+++ Data shown

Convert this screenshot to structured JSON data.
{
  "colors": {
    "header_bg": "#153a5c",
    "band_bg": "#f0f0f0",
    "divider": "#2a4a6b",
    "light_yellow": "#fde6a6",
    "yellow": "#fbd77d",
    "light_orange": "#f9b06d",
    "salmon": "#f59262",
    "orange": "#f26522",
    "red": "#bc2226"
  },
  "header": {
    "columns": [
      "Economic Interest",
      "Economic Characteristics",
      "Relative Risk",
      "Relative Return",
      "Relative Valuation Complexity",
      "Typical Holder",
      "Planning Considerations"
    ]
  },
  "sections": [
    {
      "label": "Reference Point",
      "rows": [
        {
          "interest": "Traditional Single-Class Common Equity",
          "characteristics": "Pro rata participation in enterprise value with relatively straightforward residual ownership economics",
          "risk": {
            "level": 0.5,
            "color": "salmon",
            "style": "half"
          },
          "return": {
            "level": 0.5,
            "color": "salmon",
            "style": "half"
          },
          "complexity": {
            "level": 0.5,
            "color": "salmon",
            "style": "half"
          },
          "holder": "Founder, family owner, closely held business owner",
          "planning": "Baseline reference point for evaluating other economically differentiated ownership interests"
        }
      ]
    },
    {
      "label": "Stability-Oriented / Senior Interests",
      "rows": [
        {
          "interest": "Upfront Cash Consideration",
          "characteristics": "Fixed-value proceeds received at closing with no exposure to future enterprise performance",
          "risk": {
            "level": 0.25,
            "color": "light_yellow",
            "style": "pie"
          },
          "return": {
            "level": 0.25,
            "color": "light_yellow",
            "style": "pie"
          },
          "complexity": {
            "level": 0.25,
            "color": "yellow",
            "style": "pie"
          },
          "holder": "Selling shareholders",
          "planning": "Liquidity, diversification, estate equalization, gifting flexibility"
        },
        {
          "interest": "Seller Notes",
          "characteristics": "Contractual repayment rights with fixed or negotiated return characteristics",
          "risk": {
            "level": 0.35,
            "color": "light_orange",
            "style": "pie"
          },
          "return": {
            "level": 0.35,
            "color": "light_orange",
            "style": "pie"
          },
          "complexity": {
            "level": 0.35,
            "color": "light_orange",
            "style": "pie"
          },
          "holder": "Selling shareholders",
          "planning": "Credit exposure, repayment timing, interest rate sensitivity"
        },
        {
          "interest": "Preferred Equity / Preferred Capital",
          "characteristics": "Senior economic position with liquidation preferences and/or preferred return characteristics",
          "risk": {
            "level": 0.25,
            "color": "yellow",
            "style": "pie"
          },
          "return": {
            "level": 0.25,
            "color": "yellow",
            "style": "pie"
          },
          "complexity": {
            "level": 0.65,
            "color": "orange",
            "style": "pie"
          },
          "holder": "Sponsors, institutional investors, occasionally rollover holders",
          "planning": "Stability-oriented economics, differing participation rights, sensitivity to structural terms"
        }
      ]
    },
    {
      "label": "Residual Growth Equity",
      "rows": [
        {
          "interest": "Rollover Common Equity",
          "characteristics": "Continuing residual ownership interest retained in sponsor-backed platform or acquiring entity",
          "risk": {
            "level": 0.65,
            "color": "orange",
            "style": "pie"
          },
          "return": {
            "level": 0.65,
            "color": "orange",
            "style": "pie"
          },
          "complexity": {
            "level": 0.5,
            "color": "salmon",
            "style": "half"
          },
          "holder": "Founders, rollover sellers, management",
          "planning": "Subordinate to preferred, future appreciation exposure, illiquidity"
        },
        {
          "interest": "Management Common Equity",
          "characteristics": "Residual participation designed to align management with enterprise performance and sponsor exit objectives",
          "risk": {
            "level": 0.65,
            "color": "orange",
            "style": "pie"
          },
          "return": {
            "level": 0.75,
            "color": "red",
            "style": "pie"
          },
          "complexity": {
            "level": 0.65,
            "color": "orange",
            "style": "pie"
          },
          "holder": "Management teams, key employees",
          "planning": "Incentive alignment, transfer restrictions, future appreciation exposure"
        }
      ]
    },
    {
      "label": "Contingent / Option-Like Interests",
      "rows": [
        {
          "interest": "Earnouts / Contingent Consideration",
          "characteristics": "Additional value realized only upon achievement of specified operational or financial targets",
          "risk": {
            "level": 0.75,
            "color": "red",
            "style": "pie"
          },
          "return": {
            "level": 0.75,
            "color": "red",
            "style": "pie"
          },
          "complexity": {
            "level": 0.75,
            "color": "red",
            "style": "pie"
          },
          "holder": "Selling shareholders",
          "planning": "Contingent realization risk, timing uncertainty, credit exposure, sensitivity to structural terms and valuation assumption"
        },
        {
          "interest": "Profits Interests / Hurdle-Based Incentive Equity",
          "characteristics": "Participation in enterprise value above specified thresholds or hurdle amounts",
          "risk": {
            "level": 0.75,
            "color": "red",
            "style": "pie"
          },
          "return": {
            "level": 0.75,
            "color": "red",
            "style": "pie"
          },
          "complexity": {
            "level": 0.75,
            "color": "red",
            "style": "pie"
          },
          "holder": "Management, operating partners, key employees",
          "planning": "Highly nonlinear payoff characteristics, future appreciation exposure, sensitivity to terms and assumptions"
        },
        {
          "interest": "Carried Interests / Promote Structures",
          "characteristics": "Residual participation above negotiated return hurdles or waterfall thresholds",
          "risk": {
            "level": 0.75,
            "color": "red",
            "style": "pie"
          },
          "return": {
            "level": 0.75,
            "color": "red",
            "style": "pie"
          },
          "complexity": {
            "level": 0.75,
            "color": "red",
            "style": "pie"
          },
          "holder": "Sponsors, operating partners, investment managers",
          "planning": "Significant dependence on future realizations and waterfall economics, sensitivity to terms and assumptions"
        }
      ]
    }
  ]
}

++++++

Task: Search the entries for the string "above" and collect each line that has it.

Solution below:
          "characteristics": "Participation in enterprise value above specified thresholds or hurdle amounts",
          "characteristics": "Residual participation above negotiated return hurdles or waterfall thresholds",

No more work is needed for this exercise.